WHAT IS REQUIRED
Extract each line where the string "text" shows up.

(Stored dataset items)
_____

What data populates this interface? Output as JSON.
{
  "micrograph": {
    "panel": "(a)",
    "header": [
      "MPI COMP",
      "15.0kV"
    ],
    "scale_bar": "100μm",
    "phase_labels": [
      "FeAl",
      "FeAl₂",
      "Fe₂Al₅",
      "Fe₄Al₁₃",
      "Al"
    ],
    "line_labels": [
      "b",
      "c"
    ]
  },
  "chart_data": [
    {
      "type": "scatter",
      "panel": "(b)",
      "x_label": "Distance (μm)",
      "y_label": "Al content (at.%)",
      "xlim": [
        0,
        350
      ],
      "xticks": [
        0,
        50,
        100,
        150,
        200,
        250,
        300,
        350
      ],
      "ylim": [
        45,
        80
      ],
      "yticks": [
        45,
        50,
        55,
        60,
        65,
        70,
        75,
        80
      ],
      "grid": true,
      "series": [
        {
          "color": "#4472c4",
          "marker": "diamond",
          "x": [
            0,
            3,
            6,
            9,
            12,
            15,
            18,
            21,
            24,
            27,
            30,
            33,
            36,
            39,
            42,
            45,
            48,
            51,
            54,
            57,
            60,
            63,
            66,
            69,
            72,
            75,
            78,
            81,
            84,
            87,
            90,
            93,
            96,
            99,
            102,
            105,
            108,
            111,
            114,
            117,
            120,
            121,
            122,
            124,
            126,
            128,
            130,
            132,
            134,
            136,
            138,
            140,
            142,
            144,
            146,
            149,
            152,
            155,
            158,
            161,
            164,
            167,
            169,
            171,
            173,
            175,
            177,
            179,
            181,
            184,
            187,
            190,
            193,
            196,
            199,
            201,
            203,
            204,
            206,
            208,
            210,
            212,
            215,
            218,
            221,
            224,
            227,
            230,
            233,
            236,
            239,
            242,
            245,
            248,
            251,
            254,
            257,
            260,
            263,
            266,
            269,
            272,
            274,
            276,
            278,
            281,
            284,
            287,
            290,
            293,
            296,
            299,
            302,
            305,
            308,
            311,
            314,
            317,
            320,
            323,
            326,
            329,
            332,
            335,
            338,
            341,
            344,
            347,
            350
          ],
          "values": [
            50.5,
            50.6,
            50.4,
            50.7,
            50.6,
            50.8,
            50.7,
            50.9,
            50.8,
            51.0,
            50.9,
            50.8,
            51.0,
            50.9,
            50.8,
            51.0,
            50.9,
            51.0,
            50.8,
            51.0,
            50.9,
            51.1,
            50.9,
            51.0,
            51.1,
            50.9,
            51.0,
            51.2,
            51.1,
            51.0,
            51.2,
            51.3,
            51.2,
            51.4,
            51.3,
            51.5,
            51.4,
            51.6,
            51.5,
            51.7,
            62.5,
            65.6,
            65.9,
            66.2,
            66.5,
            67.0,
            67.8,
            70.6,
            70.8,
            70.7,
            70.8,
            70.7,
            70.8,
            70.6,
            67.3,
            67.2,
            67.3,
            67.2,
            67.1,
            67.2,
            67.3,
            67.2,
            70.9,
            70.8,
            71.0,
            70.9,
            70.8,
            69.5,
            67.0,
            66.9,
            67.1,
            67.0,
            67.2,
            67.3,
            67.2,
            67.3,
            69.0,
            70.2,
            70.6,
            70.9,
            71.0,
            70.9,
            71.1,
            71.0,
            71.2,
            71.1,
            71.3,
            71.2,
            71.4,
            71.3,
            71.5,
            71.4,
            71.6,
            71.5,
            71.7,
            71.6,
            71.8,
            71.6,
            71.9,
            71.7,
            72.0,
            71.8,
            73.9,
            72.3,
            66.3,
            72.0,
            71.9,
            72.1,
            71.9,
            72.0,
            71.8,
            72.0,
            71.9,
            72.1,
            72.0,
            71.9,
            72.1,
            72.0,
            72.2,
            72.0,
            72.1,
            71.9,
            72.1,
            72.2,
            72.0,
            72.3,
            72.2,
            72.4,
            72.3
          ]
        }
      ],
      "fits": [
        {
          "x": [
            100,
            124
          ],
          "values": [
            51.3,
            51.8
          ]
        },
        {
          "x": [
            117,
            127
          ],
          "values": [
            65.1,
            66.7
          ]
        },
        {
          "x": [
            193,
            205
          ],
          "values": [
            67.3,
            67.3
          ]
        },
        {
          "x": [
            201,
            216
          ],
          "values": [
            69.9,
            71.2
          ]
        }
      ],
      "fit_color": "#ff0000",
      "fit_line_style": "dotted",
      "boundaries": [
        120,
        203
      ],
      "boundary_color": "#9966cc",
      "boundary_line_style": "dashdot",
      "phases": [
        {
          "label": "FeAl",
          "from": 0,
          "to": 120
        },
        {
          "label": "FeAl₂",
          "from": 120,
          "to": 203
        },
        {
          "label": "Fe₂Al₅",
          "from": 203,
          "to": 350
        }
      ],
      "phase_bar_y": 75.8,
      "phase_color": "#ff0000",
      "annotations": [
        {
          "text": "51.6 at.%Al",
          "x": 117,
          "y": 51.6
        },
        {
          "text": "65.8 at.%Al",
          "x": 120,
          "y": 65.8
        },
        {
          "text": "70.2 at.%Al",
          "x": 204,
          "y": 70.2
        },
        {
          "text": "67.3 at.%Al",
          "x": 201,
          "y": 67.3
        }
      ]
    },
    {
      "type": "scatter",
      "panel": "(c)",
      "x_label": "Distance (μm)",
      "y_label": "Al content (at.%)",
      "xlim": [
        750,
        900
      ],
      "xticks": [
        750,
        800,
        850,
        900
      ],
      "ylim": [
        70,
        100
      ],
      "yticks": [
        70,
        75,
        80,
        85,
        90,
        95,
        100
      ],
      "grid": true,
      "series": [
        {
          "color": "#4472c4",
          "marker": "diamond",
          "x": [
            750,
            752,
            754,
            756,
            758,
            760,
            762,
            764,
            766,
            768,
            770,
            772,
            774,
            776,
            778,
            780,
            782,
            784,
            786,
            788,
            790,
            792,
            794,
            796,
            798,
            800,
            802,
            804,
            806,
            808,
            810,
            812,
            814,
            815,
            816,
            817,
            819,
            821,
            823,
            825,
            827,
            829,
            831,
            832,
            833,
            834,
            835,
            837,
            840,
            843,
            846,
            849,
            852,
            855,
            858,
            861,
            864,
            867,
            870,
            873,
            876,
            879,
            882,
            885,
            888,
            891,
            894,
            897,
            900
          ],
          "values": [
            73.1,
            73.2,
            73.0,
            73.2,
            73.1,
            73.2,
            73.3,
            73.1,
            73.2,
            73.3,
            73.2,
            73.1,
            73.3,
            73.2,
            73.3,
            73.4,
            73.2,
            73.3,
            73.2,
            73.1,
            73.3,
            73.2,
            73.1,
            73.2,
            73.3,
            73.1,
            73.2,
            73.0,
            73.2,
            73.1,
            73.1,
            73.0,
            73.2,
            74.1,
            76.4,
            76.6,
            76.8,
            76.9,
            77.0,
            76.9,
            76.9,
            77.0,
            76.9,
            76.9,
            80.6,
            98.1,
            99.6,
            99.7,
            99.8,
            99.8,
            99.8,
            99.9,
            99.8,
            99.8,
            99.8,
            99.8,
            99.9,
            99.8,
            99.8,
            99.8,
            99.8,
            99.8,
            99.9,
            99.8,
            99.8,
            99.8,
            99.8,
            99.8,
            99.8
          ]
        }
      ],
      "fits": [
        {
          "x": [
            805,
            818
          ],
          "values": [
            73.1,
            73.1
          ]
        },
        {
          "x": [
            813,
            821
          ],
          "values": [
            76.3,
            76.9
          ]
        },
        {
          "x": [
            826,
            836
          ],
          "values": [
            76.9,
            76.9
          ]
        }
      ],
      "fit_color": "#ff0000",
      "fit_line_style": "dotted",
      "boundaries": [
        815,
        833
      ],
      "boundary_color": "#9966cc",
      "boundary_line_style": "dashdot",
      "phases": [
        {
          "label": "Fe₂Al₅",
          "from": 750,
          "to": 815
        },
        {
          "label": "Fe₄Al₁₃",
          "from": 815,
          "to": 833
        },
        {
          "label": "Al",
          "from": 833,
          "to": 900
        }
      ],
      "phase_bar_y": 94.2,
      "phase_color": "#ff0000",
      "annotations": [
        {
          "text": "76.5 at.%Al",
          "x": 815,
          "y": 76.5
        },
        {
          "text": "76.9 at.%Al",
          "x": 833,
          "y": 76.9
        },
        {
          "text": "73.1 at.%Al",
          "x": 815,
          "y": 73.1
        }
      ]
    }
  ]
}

_____

TASK RESULT
          "text": "51.6 at.%Al",
          "text": "65.8 at.%Al",
          "text": "70.2 at.%Al",
          "text": "67.3 at.%Al",
          "text": "76.5 at.%Al",
          "text": "76.9 at.%Al",
          "text": "73.1 at.%Al",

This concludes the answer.